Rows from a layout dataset
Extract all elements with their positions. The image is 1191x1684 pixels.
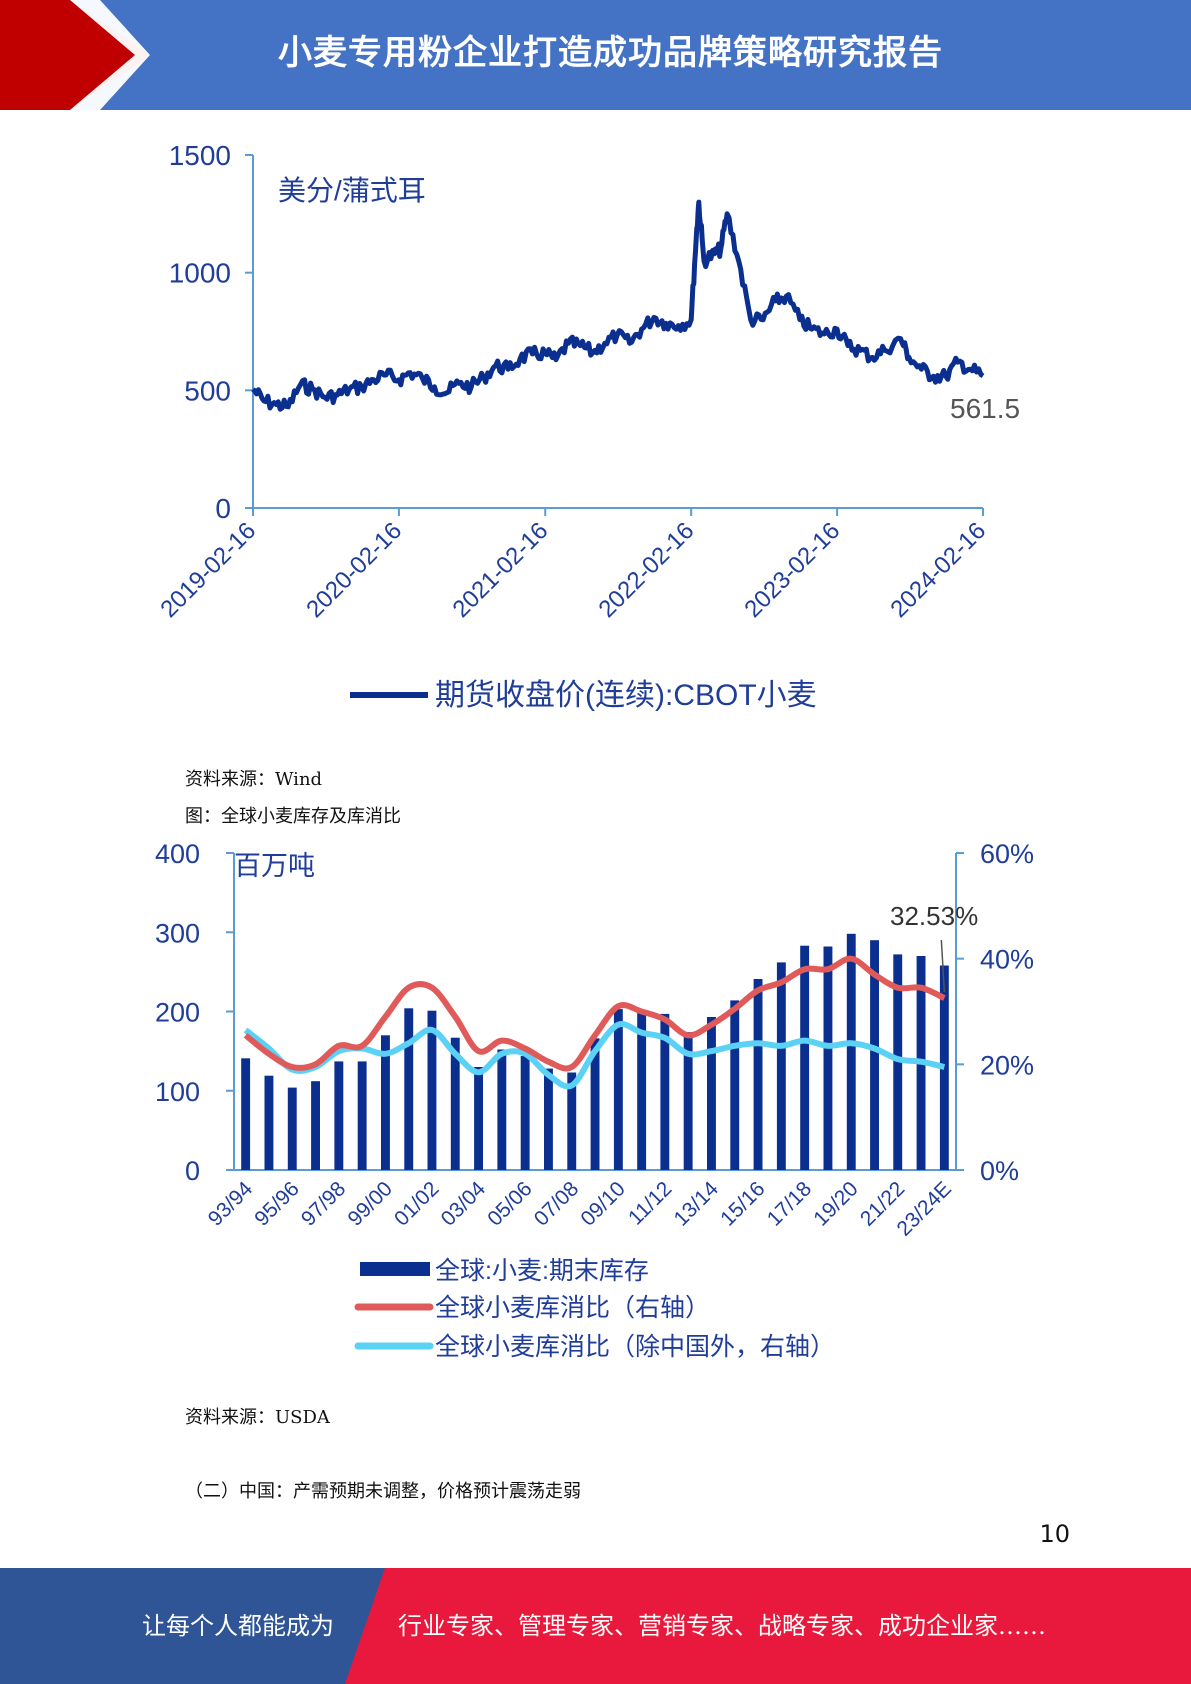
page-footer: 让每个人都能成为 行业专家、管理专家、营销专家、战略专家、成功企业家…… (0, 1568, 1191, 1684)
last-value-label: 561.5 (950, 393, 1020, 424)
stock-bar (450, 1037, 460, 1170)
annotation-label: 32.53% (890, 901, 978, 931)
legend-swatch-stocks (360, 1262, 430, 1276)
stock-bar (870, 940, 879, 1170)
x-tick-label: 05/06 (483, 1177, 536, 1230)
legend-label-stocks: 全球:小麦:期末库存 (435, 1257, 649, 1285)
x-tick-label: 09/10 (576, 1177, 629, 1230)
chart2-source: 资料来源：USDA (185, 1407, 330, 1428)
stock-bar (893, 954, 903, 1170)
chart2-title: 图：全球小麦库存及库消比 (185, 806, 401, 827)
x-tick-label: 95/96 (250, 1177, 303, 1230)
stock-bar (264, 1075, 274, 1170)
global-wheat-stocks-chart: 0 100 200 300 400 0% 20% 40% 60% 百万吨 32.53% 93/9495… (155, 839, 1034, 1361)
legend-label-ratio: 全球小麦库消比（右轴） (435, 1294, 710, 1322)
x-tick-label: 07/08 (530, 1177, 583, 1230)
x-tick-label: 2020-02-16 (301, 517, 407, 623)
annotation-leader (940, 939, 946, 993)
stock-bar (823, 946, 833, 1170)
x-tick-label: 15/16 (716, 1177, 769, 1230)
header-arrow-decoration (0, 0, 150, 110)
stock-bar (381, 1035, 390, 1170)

■ Request ■
Please rewrite the lines of all the items with "stock-bar" swapped for "inventory-bar" everywhere, keeping everything else the same. Leave the pictures out of your answer.

■ Expected answer ■
Extract all elements with their positions. The image is 1191x1684 pixels.
page-footer: 让每个人都能成为 行业专家、管理专家、营销专家、战略专家、成功企业家…… (0, 1568, 1191, 1684)
last-value-label: 561.5 (950, 393, 1020, 424)
inventory-bar (450, 1037, 460, 1170)
annotation-label: 32.53% (890, 901, 978, 931)
legend-swatch-stocks (360, 1262, 430, 1276)
inventory-bar (870, 940, 879, 1170)
x-tick-label: 05/06 (483, 1177, 536, 1230)
legend-label-stocks: 全球:小麦:期末库存 (435, 1257, 649, 1285)
x-tick-label: 09/10 (576, 1177, 629, 1230)
chart2-source: 资料来源：USDA (185, 1407, 330, 1428)
inventory-bar (893, 954, 903, 1170)
chart2-title: 图：全球小麦库存及库消比 (185, 806, 401, 827)
x-tick-label: 95/96 (250, 1177, 303, 1230)
inventory-bar (264, 1075, 274, 1170)
global-wheat-stocks-chart: 0 100 200 300 400 0% 20% 40% 60% 百万吨 32.53% 93/9495… (155, 839, 1034, 1361)
legend-label-ratio: 全球小麦库消比（右轴） (435, 1294, 710, 1322)
x-tick-label: 07/08 (530, 1177, 583, 1230)
x-tick-label: 2020-02-16 (301, 517, 407, 623)
annotation-leader (940, 939, 946, 993)
inventory-bar (823, 946, 833, 1170)
x-tick-label: 15/16 (716, 1177, 769, 1230)
header-arrow-decoration (0, 0, 150, 110)
inventory-bar (381, 1035, 390, 1170)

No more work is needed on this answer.